## start

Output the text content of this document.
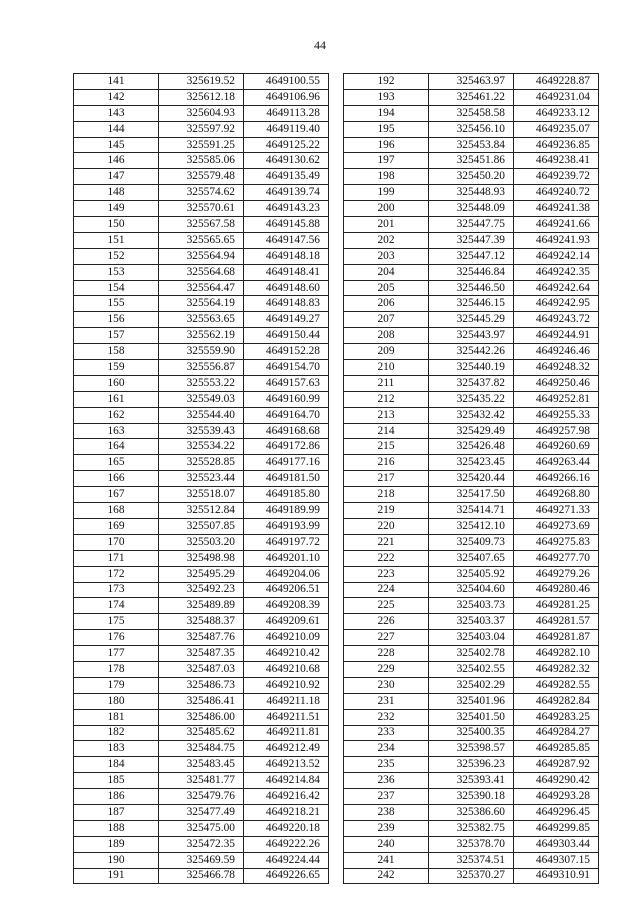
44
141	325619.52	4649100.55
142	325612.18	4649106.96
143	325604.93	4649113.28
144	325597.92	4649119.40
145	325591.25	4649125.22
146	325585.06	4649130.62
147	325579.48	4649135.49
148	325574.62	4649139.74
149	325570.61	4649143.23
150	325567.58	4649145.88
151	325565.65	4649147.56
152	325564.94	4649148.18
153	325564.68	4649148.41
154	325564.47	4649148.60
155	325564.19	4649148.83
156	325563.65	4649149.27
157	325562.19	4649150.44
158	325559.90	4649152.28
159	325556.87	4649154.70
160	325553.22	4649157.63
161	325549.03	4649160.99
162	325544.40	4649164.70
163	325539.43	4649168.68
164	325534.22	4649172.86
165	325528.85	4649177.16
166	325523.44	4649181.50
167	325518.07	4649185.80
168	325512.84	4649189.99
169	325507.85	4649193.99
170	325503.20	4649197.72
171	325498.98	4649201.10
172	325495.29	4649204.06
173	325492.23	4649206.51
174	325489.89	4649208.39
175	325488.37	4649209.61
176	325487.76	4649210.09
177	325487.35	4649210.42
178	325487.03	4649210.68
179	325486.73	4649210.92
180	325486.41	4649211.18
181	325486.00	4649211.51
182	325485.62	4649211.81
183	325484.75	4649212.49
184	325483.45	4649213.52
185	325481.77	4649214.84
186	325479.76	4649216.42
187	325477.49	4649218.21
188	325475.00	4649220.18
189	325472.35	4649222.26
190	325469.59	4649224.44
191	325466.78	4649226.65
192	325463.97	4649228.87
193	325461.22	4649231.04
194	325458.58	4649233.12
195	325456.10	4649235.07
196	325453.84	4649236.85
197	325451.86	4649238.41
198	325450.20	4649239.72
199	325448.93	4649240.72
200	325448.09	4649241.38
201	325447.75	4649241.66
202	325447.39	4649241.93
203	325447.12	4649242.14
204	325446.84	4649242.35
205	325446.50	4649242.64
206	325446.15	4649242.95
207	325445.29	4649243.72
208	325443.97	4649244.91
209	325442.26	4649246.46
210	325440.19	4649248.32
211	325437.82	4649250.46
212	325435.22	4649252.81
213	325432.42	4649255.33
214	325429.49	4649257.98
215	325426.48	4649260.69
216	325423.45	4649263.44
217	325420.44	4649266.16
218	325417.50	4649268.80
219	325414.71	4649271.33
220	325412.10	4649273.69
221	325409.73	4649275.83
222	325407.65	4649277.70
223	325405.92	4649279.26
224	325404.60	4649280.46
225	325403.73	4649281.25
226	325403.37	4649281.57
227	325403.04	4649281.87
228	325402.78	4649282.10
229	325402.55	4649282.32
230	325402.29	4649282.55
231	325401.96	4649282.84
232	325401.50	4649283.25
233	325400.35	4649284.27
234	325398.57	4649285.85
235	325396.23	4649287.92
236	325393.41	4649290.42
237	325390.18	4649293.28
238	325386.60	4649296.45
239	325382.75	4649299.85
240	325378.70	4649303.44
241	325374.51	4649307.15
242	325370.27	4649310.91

## end
## start

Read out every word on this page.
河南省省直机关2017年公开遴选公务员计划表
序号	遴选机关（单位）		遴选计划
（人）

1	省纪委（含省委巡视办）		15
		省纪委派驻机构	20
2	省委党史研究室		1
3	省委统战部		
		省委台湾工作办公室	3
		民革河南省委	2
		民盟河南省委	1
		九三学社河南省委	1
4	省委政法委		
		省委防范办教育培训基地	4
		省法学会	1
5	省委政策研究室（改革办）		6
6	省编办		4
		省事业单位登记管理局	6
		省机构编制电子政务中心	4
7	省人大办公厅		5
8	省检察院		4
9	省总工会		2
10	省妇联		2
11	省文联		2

## end
## start

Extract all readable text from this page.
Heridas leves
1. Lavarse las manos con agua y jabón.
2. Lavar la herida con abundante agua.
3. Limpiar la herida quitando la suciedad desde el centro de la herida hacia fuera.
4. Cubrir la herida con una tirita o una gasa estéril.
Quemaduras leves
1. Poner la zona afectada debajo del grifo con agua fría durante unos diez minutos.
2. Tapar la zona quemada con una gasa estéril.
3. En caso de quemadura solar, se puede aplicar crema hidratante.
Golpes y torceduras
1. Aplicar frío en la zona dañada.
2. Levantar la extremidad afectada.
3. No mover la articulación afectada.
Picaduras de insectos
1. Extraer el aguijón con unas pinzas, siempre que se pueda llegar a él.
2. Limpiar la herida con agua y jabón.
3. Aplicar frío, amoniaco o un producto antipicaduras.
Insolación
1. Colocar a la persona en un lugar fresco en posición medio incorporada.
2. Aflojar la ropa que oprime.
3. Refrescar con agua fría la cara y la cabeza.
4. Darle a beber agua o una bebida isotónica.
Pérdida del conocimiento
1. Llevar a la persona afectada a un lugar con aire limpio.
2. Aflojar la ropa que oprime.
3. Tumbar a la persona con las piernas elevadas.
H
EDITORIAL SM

## end

» **What is being asked**
Gather and copy every line of the data in which the string "fría" is found.

» **Exercise answer**
1. Poner la zona afectada debajo del grifo con agua fría durante unos diez minutos.
3. Refrescar con agua fría la cara y la cabeza.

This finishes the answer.